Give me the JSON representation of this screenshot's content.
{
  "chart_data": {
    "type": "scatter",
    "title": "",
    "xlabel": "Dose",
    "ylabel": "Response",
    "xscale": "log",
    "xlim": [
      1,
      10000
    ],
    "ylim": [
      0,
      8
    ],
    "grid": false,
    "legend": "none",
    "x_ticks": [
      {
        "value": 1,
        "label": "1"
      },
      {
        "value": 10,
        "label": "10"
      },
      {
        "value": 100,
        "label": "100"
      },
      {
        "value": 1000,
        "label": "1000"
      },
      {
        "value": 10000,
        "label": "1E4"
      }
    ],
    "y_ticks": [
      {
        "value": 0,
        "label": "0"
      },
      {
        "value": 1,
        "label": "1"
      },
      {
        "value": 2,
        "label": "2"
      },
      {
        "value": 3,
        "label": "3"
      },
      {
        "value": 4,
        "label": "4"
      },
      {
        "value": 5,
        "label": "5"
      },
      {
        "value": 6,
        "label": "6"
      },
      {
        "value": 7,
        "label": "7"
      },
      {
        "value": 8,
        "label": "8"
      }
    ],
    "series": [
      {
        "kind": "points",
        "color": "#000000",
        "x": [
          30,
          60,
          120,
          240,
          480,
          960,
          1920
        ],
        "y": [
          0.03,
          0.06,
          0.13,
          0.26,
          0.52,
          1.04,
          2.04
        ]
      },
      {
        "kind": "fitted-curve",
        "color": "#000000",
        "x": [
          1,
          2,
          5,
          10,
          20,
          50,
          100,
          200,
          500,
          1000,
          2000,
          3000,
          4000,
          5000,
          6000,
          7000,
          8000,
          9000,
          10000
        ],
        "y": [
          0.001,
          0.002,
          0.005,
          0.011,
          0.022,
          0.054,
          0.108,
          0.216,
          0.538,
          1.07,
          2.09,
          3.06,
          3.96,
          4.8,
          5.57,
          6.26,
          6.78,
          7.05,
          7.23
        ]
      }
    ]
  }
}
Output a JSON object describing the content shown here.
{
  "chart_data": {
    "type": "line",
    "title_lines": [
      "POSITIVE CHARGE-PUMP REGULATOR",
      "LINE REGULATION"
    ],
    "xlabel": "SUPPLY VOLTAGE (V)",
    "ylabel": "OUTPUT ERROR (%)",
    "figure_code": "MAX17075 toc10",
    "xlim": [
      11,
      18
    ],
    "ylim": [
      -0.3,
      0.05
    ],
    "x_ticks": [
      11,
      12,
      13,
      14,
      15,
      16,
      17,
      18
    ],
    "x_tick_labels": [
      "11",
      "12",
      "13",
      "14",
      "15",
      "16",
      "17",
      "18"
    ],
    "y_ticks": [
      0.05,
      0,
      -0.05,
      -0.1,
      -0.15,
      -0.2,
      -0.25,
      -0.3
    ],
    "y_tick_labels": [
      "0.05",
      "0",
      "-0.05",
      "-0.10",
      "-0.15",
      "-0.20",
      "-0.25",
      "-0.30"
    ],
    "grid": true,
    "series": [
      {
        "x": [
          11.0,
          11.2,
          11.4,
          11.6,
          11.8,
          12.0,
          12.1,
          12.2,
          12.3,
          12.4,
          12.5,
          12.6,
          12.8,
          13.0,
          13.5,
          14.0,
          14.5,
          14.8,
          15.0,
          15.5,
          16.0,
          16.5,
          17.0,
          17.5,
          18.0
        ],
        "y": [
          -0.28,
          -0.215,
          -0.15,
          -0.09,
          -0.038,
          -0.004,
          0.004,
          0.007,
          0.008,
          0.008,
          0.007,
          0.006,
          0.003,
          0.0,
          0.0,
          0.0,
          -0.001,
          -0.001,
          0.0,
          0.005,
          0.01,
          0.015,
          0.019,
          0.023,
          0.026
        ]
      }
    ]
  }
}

────────

> **Task objective**:
Copy out the lines that hold "JSON".

> **Reply to the task**:
Give me the JSON representation of this screenshot's content.
Output a JSON object describing the content shown here.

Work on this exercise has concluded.